begin The data

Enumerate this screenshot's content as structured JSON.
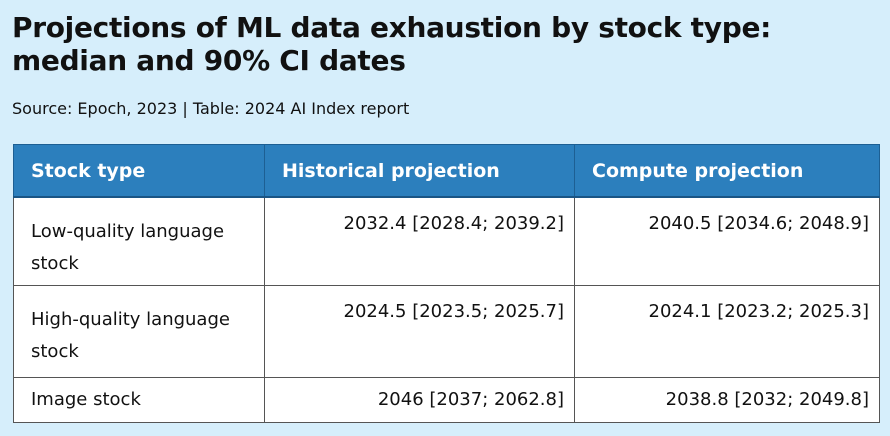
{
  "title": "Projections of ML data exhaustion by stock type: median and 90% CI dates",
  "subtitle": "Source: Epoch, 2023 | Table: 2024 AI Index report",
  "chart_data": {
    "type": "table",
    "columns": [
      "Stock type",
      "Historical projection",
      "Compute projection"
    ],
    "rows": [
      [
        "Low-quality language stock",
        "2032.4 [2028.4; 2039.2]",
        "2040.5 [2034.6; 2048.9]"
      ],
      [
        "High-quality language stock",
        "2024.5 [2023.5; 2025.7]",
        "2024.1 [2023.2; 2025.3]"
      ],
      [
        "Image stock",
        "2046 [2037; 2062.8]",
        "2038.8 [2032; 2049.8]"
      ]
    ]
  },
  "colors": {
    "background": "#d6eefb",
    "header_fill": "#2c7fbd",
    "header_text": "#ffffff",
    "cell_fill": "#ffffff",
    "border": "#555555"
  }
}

end The data

Your task is to return the entries above exactly, with no pictures.

Enumerate this screenshot's content as structured JSON.
{
  "title": "Projections of ML data exhaustion by stock type: median and 90% CI dates",
  "subtitle": "Source: Epoch, 2023 | Table: 2024 AI Index report",
  "chart_data": {
    "type": "table",
    "columns": [
      "Stock type",
      "Historical projection",
      "Compute projection"
    ],
    "rows": [
      [
        "Low-quality language stock",
        "2032.4 [2028.4; 2039.2]",
        "2040.5 [2034.6; 2048.9]"
      ],
      [
        "High-quality language stock",
        "2024.5 [2023.5; 2025.7]",
        "2024.1 [2023.2; 2025.3]"
      ],
      [
        "Image stock",
        "2046 [2037; 2062.8]",
        "2038.8 [2032; 2049.8]"
      ]
    ]
  },
  "colors": {
    "background": "#d6eefb",
    "header_fill": "#2c7fbd",
    "header_text": "#ffffff",
    "cell_fill": "#ffffff",
    "border": "#555555"
  }
}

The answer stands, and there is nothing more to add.